Go through the material below and copy each line where the word "Corresponding" appears.
------ PROVIDED ENTRIES
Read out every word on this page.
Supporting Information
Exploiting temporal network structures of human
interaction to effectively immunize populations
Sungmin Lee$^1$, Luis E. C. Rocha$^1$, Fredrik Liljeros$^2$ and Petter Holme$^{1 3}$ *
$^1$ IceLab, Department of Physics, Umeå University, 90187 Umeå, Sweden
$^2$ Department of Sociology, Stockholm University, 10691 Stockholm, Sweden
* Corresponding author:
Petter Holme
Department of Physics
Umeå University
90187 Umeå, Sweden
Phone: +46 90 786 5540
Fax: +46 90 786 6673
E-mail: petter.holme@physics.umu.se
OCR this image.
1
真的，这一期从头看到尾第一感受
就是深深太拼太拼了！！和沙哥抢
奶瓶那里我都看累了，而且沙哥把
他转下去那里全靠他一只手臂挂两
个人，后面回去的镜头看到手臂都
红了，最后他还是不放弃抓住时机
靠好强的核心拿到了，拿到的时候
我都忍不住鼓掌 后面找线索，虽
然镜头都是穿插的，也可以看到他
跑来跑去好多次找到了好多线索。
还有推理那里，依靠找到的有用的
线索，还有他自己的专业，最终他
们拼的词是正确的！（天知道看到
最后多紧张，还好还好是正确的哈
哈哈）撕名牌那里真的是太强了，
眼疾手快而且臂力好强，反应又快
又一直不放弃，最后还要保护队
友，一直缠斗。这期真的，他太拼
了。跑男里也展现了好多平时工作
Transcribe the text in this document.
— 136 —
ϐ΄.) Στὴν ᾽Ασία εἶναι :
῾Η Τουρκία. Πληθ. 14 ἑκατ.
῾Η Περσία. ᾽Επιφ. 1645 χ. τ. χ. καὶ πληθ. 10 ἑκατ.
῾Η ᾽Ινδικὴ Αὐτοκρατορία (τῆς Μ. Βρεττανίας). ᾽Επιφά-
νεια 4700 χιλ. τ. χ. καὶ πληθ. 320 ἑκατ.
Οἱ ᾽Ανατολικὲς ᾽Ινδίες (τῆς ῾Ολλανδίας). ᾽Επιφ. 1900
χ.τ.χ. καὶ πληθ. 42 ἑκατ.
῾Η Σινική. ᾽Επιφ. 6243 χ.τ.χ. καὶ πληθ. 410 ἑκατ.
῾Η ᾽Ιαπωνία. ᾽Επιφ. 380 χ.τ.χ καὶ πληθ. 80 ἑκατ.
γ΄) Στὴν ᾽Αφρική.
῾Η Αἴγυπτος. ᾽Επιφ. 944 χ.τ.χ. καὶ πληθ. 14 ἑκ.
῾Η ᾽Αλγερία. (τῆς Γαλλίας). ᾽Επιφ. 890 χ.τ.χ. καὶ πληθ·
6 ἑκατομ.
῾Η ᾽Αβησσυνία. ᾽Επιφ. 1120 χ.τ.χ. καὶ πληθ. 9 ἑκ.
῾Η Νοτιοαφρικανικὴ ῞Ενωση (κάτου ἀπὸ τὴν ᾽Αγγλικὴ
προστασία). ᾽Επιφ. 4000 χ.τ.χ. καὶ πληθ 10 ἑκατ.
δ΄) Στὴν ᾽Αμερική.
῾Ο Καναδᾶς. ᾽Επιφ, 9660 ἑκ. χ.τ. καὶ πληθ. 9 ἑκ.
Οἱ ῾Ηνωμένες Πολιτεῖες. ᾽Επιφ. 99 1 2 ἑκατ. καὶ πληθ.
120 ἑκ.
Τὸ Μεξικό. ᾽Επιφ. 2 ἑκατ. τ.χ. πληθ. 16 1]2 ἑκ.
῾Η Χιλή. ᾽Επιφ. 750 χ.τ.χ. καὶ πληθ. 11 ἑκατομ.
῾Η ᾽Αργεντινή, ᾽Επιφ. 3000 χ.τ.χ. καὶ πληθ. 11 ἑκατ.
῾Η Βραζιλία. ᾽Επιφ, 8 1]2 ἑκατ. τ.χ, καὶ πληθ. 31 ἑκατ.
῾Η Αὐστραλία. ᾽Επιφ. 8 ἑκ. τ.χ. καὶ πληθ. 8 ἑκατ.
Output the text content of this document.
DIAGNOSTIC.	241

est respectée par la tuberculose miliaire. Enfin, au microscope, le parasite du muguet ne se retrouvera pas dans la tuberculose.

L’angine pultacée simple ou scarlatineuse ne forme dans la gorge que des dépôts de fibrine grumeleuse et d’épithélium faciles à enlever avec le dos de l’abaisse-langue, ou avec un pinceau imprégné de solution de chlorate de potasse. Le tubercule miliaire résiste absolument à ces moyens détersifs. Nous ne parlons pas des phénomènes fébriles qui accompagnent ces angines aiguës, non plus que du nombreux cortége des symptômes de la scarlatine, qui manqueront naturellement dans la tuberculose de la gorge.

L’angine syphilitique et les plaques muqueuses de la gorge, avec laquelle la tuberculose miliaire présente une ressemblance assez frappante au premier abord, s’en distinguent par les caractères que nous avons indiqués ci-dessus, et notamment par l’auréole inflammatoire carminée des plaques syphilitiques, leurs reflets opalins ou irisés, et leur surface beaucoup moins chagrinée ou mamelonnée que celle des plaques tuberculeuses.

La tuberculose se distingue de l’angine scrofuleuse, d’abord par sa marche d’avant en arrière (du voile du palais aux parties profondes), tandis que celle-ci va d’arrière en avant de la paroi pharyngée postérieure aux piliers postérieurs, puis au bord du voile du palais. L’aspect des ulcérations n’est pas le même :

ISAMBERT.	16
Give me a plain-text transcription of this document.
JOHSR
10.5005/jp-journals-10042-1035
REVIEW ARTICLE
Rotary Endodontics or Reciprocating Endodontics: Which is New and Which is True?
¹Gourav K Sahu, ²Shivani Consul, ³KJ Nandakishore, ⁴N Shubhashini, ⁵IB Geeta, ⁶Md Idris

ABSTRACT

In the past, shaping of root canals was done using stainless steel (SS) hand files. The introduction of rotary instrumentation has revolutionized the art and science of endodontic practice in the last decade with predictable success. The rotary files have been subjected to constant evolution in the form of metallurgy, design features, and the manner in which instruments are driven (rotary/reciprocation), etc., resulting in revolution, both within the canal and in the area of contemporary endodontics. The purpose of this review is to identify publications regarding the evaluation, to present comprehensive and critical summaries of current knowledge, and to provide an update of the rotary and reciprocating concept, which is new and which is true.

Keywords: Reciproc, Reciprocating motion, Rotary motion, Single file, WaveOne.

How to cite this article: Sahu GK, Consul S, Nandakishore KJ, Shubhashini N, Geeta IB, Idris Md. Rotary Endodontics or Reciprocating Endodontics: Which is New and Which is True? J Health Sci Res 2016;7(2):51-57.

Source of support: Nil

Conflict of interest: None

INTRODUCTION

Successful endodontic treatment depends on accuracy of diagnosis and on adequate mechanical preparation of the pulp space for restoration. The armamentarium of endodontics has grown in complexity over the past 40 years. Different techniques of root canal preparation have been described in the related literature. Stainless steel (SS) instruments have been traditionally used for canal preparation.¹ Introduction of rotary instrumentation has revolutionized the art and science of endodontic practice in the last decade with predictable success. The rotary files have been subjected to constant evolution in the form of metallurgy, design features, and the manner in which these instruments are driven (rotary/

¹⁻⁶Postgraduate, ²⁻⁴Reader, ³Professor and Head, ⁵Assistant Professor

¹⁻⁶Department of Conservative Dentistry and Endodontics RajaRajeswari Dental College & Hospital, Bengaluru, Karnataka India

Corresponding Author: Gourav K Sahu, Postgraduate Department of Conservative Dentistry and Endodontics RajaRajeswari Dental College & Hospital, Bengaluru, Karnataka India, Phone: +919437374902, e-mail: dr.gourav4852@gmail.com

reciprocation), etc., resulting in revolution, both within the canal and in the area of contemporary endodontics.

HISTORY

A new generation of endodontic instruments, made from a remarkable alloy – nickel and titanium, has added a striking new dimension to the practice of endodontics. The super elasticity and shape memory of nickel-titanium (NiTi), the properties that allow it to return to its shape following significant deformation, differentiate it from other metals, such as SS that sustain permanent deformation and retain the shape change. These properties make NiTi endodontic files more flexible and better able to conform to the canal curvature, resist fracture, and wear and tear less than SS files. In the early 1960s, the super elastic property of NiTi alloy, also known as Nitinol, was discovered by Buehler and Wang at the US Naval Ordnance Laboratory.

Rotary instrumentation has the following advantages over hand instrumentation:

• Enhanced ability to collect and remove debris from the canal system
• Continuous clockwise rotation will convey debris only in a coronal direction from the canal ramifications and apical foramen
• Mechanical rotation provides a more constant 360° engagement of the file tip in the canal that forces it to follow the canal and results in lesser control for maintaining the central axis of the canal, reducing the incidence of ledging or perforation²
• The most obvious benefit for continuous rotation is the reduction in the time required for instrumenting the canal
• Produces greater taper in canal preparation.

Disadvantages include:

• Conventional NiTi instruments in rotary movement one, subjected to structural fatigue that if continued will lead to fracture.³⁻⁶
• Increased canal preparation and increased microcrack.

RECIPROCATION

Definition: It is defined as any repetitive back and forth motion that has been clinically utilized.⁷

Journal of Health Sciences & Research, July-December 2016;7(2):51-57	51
------------
## RESPONSE TO THIS EXERCISE
* Corresponding author:
Corresponding Author: Gourav K Sahu, Postgraduate Department of Conservative Dentistry and Endodontics RajaRajeswari Dental College & Hospital, Bengaluru, Karnataka India, Phone: +919437374902, e-mail: dr.gourav4852@gmail.com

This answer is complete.